SET EXERCISE:
Format every line of the data below as a Markdown table with the columns "Row" and "Line", numbering the rows in order and skipping blank lines. Omit the pictures from the table.

DATASET:

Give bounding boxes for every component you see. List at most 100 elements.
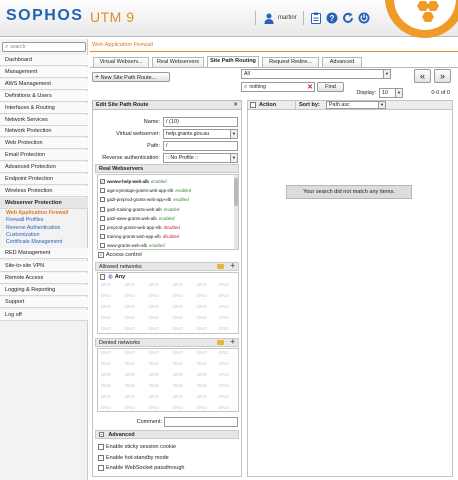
option-checkbox[interactable] [98,454,104,461]
option-checkbox[interactable] [98,465,104,471]
tab[interactable]: Advanced [322,57,362,67]
webserver-row[interactable]: agencytestapi-grants-web-app-elb enabled [100,186,191,195]
option-checkbox[interactable] [98,444,104,450]
advanced-header[interactable]: − Advanced [95,430,239,439]
advanced-option[interactable]: Enable hot-standby mode [98,454,169,461]
webserver-checkbox[interactable] [100,197,105,203]
dnd-watermark: DND [101,304,111,309]
add-icon[interactable]: + [230,262,235,270]
webserver-row[interactable]: ✓ wwww-help-web-alb enabled [100,177,167,186]
advanced-option[interactable]: Enable sticky session cookie [98,444,176,450]
sidebar-item[interactable]: Log off [0,309,88,321]
sidebar-subitem[interactable]: Certificate Management [6,239,62,246]
new-button-label: New Site Path Route... [100,75,157,81]
sortby-select[interactable]: Path asc ▼ [326,101,386,109]
advanced-option[interactable]: Enable WebSocket passthrough [98,465,184,471]
sidebar-item[interactable]: Support [0,297,88,309]
reload-icon[interactable] [342,12,355,25]
webserver-row[interactable]: ga2l-training-grants-web-alb enabled [100,205,179,214]
sidebar-item[interactable]: Definitions & Users [0,90,88,102]
dnd-watermark: DND [219,293,229,298]
clipboard-icon[interactable] [310,12,323,25]
range-text: 0-0 of 0 [431,90,450,96]
delete-icon[interactable] [100,274,105,280]
collapse-icon[interactable]: − [99,432,104,438]
name-field[interactable]: / (10) [163,117,238,127]
name-label: Name: [143,119,160,125]
close-icon[interactable]: ✕ [233,101,238,110]
webserver-status: enabled [150,179,167,184]
sidebar-item[interactable]: Advanced Protection [0,162,88,174]
sidebar-item[interactable]: Webserver Protection [0,197,88,209]
list-search-input[interactable]: ⌕ nothing ✕ [241,82,315,92]
folder-icon[interactable] [217,264,224,269]
dnd-watermark: DND [197,293,207,298]
first-page-button[interactable]: « [414,69,431,83]
sidebar-item[interactable]: Logging & Reporting [0,285,88,297]
webserver-checkbox[interactable] [100,234,105,240]
new-site-path-route-button[interactable]: + New Site Path Route... [92,72,170,82]
webserver-checkbox[interactable] [100,243,105,249]
dnd-watermark: DND [125,282,135,287]
sidebar-item[interactable]: Email Protection [0,150,88,162]
display-select[interactable]: 10 ▼ [379,88,403,98]
sidebar-item[interactable]: Network Services [0,114,88,126]
sidebar-search-input[interactable]: ⌕ search [2,42,86,52]
allowed-network-item[interactable]: ◍ Any [100,274,125,280]
sidebar-subitem[interactable]: Customization [6,232,40,239]
dnd-watermark: DND [197,282,207,287]
dnd-watermark: DND [125,361,135,366]
sidebar-item[interactable]: Management [0,66,88,78]
webserver-checkbox[interactable] [100,215,105,221]
select-all-checkbox[interactable] [250,102,256,108]
last-page-button[interactable]: » [434,69,451,83]
scrollbar-thumb[interactable] [234,178,238,206]
tab[interactable]: Real Webservers [152,57,204,67]
denied-networks-title: Denied networks [99,340,140,346]
webserver-checkbox[interactable]: ✓ [100,179,105,184]
reverse-auth-select[interactable]: :: No Profile :: ▼ [163,153,238,163]
allowed-networks-list: DND DND DND DND DND DND DND DND DND DND DND DND DND D… [97,272,239,334]
webserver-row[interactable]: ga2l-preprod-grants-web-app-elb enabled [100,195,189,204]
webserver-checkbox[interactable] [100,225,105,230]
webserver-name: wwww-help-web-alb [107,179,149,184]
header-toolbar: martinr ? [252,10,371,26]
sidebar-subitem[interactable]: Firewall Profiles [6,217,43,224]
webserver-row[interactable]: preprod-grants-web-app-elb disabled [100,223,180,232]
path-field[interactable]: / [163,141,238,151]
help-icon[interactable]: ? [326,12,339,25]
webserver-row[interactable]: ga2l-www-grants-web-alb enabled [100,214,174,223]
sidebar-item[interactable]: Site-to-site VPN [0,260,88,272]
tab[interactable]: Site Path Routing [207,56,259,67]
folder-icon[interactable] [217,340,224,345]
tab[interactable]: Request Redire... [262,57,319,67]
sidebar-item[interactable]: Interfaces & Routing [0,102,88,114]
sidebar-item[interactable]: Remote Access [0,272,88,284]
sidebar-item[interactable]: Wireless Protection [0,185,88,197]
sidebar-item[interactable]: Web Protection [0,138,88,150]
sidebar-item[interactable]: AWS Management [0,78,88,90]
dnd-watermark: DND [219,372,229,377]
sidebar-item[interactable]: Network Protection [0,126,88,138]
webserver-row[interactable]: training-grants-web-app-elb disabled [100,232,179,241]
sidebar-item[interactable]: RED Management [0,248,88,260]
sidebar-subitem[interactable]: Reverse Authentication [6,225,60,232]
sidebar-item[interactable]: Dashboard [0,55,88,66]
clear-icon[interactable]: ✕ [307,84,314,91]
power-icon[interactable] [358,12,371,25]
virtual-webserver-select[interactable]: help.grants.gov.au ▼ [163,129,238,139]
filter-value: All [244,71,250,77]
access-control-checkbox-row[interactable]: ✓ Access control [98,252,142,258]
webserver-checkbox[interactable] [100,206,105,212]
add-icon[interactable]: + [230,338,235,346]
filter-select[interactable]: All ▼ [241,69,391,79]
sidebar-subitem[interactable]: Web Application Firewall [6,210,68,217]
webserver-checkbox[interactable] [100,188,105,194]
access-control-checkbox[interactable]: ✓ [98,252,104,258]
webserver-row[interactable]: www-grants-web-alb enabled [100,241,165,249]
sidebar-item[interactable]: Endpoint Protection [0,174,88,185]
comment-field[interactable] [164,417,238,427]
find-button[interactable]: Find [317,82,344,92]
username[interactable]: martinr [278,15,297,21]
tab[interactable]: Virtual Webserv... [93,57,149,67]
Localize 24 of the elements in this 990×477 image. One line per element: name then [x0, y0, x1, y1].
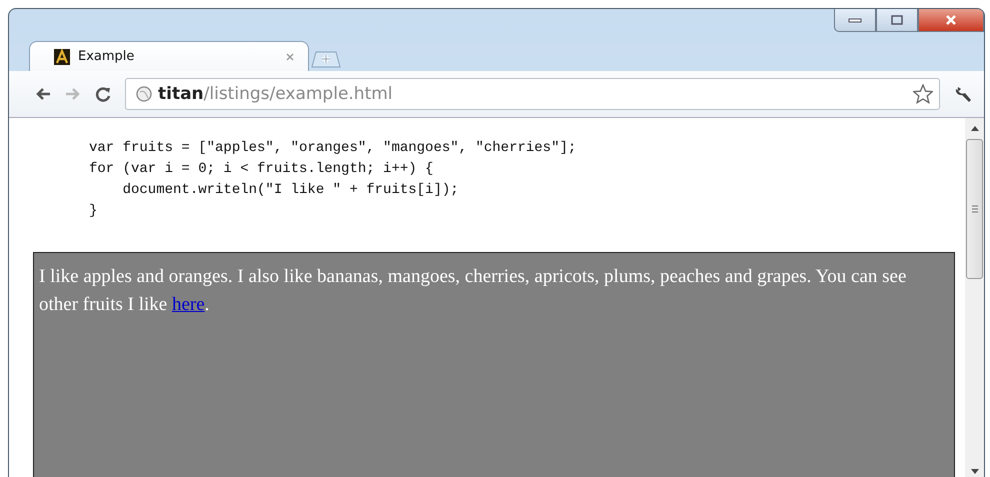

WRITTEN SOLUTION:
| Row | Line |
|---|---|
| 1 | Give bounding boxes for every component you see. List at most 100 elements. |
| 2 | option-checkbox[interactable] [98,454,104,461] |
| 3 | option-checkbox[interactable] [98,465,104,471] |
| 4 | tab[interactable]: Advanced [322,57,362,67] |
| 5 | webserver-row[interactable]: agencytestapi-grants-web-app-elb enabled [100,186,191,195] |
| 6 | option-checkbox[interactable] [98,444,104,450] |
| 7 | advanced-header[interactable]: − Advanced [95,430,239,439] |
| 8 | advanced-option[interactable]: Enable hot-standby mode [98,454,169,461] |
| 9 | webserver-checkbox[interactable] [100,197,105,203] |
| 10 | dnd-watermark: DND [101,304,111,309] |
| 11 | add-icon[interactable]: + [230,262,235,270] |
| 12 | webserver-row[interactable]: ✓ wwww-help-web-alb enabled [100,177,167,186] |
| 13 | advanced-option[interactable]: Enable sticky session cookie [98,444,176,450] |
| 14 | sidebar-item[interactable]: Log off [0,309,88,321] |
| 15 | sidebar-subitem[interactable]: Certificate Management [6,239,62,246] |
| 16 | new-button-label: New Site Path Route... [100,75,157,81] |
| 17 | sortby-select[interactable]: Path asc ▼ [326,101,386,109] |
| 18 | advanced-option[interactable]: Enable WebSocket passthrough [98,465,184,471] |
| 19 | sidebar-item[interactable]: Support [0,297,88,309] |
| 20 | reload-icon[interactable] [342,12,355,25] |
| 21 | webserver-row[interactable]: ga2l-training-grants-web-alb enabled [100,205,179,214] |
| 22 | sidebar-item[interactable]: Definitions & Users [0,90,88,102] |
| 23 | dnd-watermark: DND [219,293,229,298] |
| 24 | clipboard-icon[interactable] [310,12,323,25] |
| 25 | range-text: 0-0 of 0 [431,90,450,96] |
| 26 | delete-icon[interactable] [100,274,105,280] |
| 27 | collapse-icon[interactable]: − [99,432,104,438] |
| 28 | name-field[interactable]: / (10) [163,117,238,127] |
| 29 | name-label: Name: [143,119,160,125] |
| 30 | close-icon[interactable]: ✕ [233,101,238,110] |
| 31 | webserver-status: enabled [150,179,167,184] |
| 32 | sidebar-item[interactable]: Advanced Protection [0,162,88,174] |
| 33 | sidebar-item[interactable]: Webserver Protection [0,197,88,209] |
| 34 | list-search-input[interactable]: ⌕ nothing ✕ [241,82,315,92] |
| 35 | folder-icon[interactable] [217,264,224,269] |
| 36 | dnd-watermark: DND [197,293,207,298] |
| 37 | first-page-button[interactable]: « [414,69,431,83] |
| 38 | sidebar-item[interactable]: Logging & Reporting [0,285,88,297] |
| 39 | webserver-checkbox[interactable] [100,234,105,240] |
| 40 | new-site-path-route-button[interactable]: + New Site Path Route... [92,72,170,82] |
| 41 | webserver-checkbox[interactable] [100,243,105,249] |
| 42 | dnd-watermark: DND [125,282,135,287] |
| 43 | sidebar-item[interactable]: Email Protection [0,150,88,162] |
| 44 | display-select[interactable]: 10 ▼ [379,88,403,98] |
| 45 | sidebar-item[interactable]: Network Services [0,114,88,126] |
| 46 | sidebar-search-input[interactable]: ⌕ search [2,42,86,52] |
| 47 | allowed-network-item[interactable]: ◍ Any [100,274,125,280] |
| 48 | sidebar-subitem[interactable]: Customization [6,232,40,239] |
| 49 | dnd-watermark: DND [197,282,207,287] |
| 50 | dnd-watermark: DND [125,361,135,366] |
| 51 | sidebar-item[interactable]: Management [0,66,88,78] |
| 52 | webserver-checkbox[interactable] [100,215,105,221] |
| 53 | select-all-checkbox[interactable] [250,102,256,108] |
| 54 | last-page-button[interactable]: » [434,69,451,83] |
| 55 | scrollbar-thumb[interactable] [234,178,238,206] |
| 56 | tab[interactable]: Real Webservers [152,57,204,67] |
| 57 | denied-networks-title: Denied networks [99,340,140,346] |
| 58 | webserver-checkbox[interactable]: ✓ [100,179,105,184] |
| 59 | reverse-auth-select[interactable]: :: No Profile :: ▼ [163,153,238,163] |
| 60 | allowed-networks-list: DND DND DND DND DND DND DND DND DND DND DND DND DND D… [97,272,239,334] |
| 61 | webserver-row[interactable]: ga2l-preprod-grants-web-app-elb enabled [100,195,189,204] |
| 62 | webserver-checkbox[interactable] [100,225,105,230] |
| 63 | webserver-name: wwww-help-web-alb [107,179,149,184] |
| 64 | header-toolbar: martinr ? [252,10,371,26] |
| 65 | sidebar-subitem[interactable]: Firewall Profiles [6,217,43,224] |
| 66 | webserver-row[interactable]: preprod-grants-web-app-elb disabled [100,223,180,232] |
| 67 | path-field[interactable]: / [163,141,238,151] |
| 68 | help-icon[interactable]: ? [326,12,339,25] |
| 69 | webserver-row[interactable]: ga2l-www-grants-web-alb enabled [100,214,174,223] |
| 70 | sidebar-item[interactable]: Site-to-site VPN [0,260,88,272] |
| 71 | tab[interactable]: Site Path Routing [207,56,259,67] |
| 72 | folder-icon[interactable] [217,340,224,345] |
| 73 | tab[interactable]: Request Redire... [262,57,319,67] |
| 74 | sidebar-item[interactable]: Interfaces & Routing [0,102,88,114] |
| 75 | sidebar-item[interactable]: Remote Access [0,272,88,284] |
| 76 | sidebar-item[interactable]: Wireless Protection [0,185,88,197] |
| 77 | sidebar-item[interactable]: Web Protection [0,138,88,150] |
| 78 | sidebar-item[interactable]: AWS Management [0,78,88,90] |
| 79 | dnd-watermark: DND [219,372,229,377] |
| 80 | sidebar-item[interactable]: Network Protection [0,126,88,138] |
| 81 | webserver-row[interactable]: training-grants-web-app-elb disabled [100,232,179,241] |
| 82 | sidebar-item[interactable]: RED Management [0,248,88,260] |
| 83 | sidebar-subitem[interactable]: Reverse Authentication [6,225,60,232] |
| 84 | sidebar-item[interactable]: Dashboard [0,55,88,66] |
| 85 | clear-icon[interactable]: ✕ [307,84,314,91] |
| 86 | power-icon[interactable] [358,12,371,25] |
| 87 | virtual-webserver-select[interactable]: help.grants.gov.au ▼ [163,129,238,139] |
| 88 | filter-value: All [244,71,250,77] |
| 89 | access-control-checkbox-row[interactable]: ✓ Access control [98,252,142,258] |
| 90 | webserver-checkbox[interactable] [100,206,105,212] |
| 91 | add-icon[interactable]: + [230,338,235,346] |
| 92 | filter-select[interactable]: All ▼ [241,69,391,79] |
| 93 | sidebar-subitem[interactable]: Web Application Firewall [6,210,68,217] |
| 94 | webserver-checkbox[interactable] [100,188,105,194] |
| 95 | access-control-checkbox[interactable]: ✓ [98,252,104,258] |
| 96 | webserver-row[interactable]: www-grants-web-alb enabled [100,241,165,249] |
| 97 | sidebar-item[interactable]: Endpoint Protection [0,174,88,185] |
| 98 | comment-field[interactable] [164,417,238,427] |
| 99 | find-button[interactable]: Find [317,82,344,92] |
| 100 | username[interactable]: martinr [278,15,297,21] |
| 101 | tab[interactable]: Virtual Webserv... [93,57,149,67] |
| 102 | Localize 24 of the elements in this 990×477 image. One line per element: name then [x0, y0, x1, y1]. |